- **Written instruction**
Below is a block of records; reproduce all of them exactly and leave out any pictures.

# Exercise input start

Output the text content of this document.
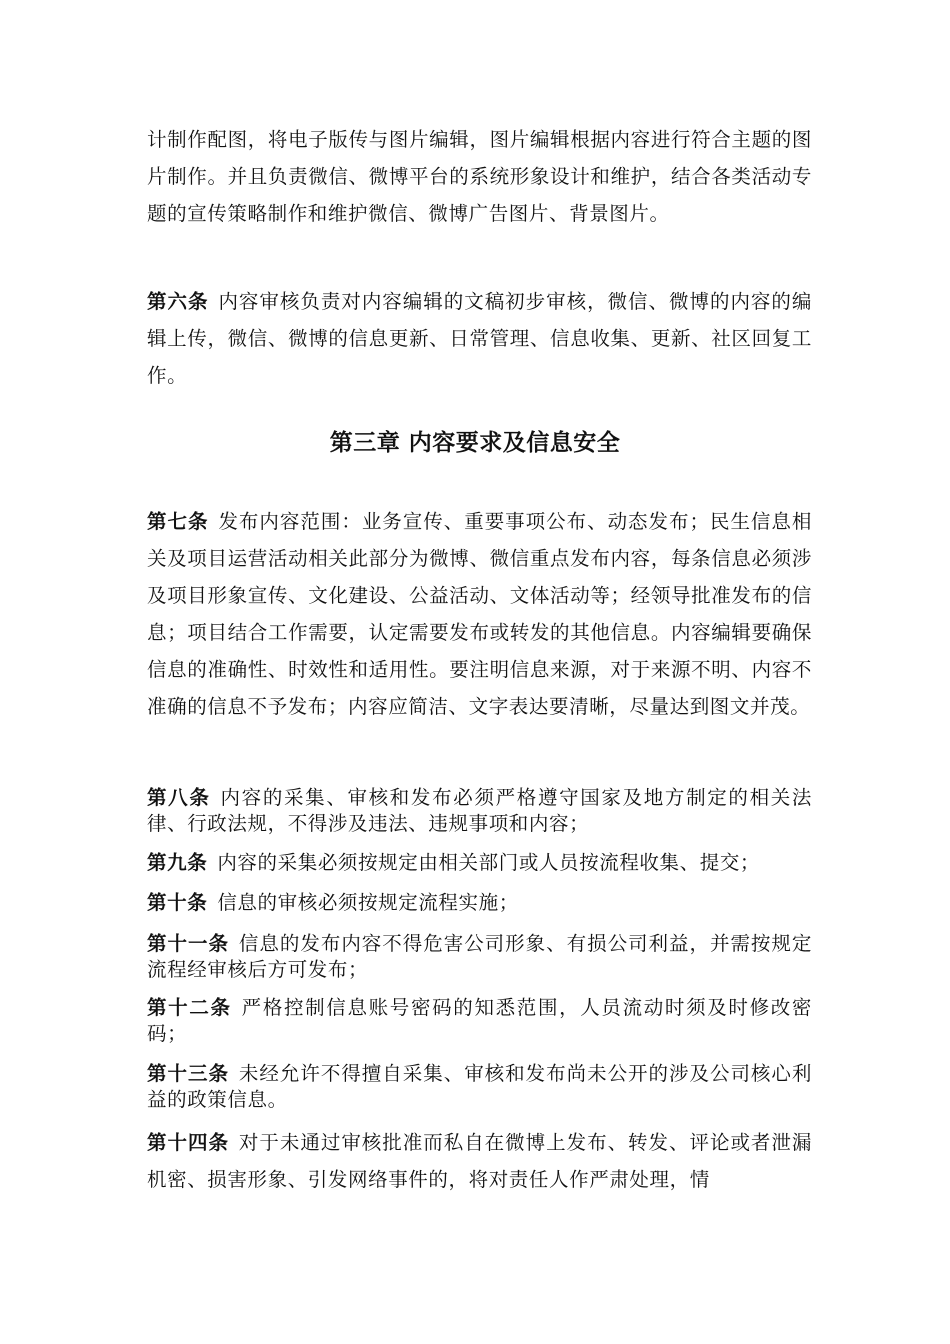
计制作配图，将电子版传与图片编辑，图片编辑根据内容进行符合主题的图片制作。并且负责微信、微博平台的系统形象设计和维护，结合各类活动专题的宣传策略制作和维护微信、微博广告图片、背景图片。

第六条 内容审核负责对内容编辑的文稿初步审核，微信、微博的内容的编辑上传，微信、微博的信息更新、日常管理、信息收集、更新、社区回复工作。

第三章 内容要求及信息安全

第七条 发布内容范围：业务宣传、重要事项公布、动态发布；民生信息相关及项目运营活动相关此部分为微博、微信重点发布内容，每条信息必须涉及项目形象宣传、文化建设、公益活动、文体活动等；经领导批准发布的信息；项目结合工作需要，认定需要发布或转发的其他信息。内容编辑要确保信息的准确性、时效性和适用性。要注明信息来源，对于来源不明、内容不准确的信息不予发布；内容应简洁、文字表达要清晰，尽量达到图文并茂。

第八条 内容的采集、审核和发布必须严格遵守国家及地方制定的相关法律、行政法规，不得涉及违法、违规事项和内容；

第九条 内容的采集必须按规定由相关部门或人员按流程收集、提交；

第十条 信息的审核必须按规定流程实施；

第十一条 信息的发布内容不得危害公司形象、有损公司利益，并需按规定流程经审核后方可发布；

第十二条 严格控制信息账号密码的知悉范围，人员流动时须及时修改密码；

第十三条 未经允许不得擅自采集、审核和发布尚未公开的涉及公司核心利益的政策信息。

第十四条 对于未通过审核批准而私自在微博上发布、转发、评论或者泄漏机密、损害形象、引发网络事件的，将对责任人作严肃处理，情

# Exercise input end

- **Answer in full**
Output the text content of this document.
计制作配图，将电子版传与图片编辑，图片编辑根据内容进行符合主题的图片制作。并且负责微信、微博平台的系统形象设计和维护，结合各类活动专题的宣传策略制作和维护微信、微博广告图片、背景图片。

第六条 内容审核负责对内容编辑的文稿初步审核，微信、微博的内容的编辑上传，微信、微博的信息更新、日常管理、信息收集、更新、社区回复工作。

第三章 内容要求及信息安全

第七条 发布内容范围：业务宣传、重要事项公布、动态发布；民生信息相关及项目运营活动相关此部分为微博、微信重点发布内容，每条信息必须涉及项目形象宣传、文化建设、公益活动、文体活动等；经领导批准发布的信息；项目结合工作需要，认定需要发布或转发的其他信息。内容编辑要确保信息的准确性、时效性和适用性。要注明信息来源，对于来源不明、内容不准确的信息不予发布；内容应简洁、文字表达要清晰，尽量达到图文并茂。

第八条 内容的采集、审核和发布必须严格遵守国家及地方制定的相关法律、行政法规，不得涉及违法、违规事项和内容；

第九条 内容的采集必须按规定由相关部门或人员按流程收集、提交；

第十条 信息的审核必须按规定流程实施；

第十一条 信息的发布内容不得危害公司形象、有损公司利益，并需按规定流程经审核后方可发布；

第十二条 严格控制信息账号密码的知悉范围，人员流动时须及时修改密码；

第十三条 未经允许不得擅自采集、审核和发布尚未公开的涉及公司核心利益的政策信息。

第十四条 对于未通过审核批准而私自在微博上发布、转发、评论或者泄漏机密、损害形象、引发网络事件的，将对责任人作严肃处理，情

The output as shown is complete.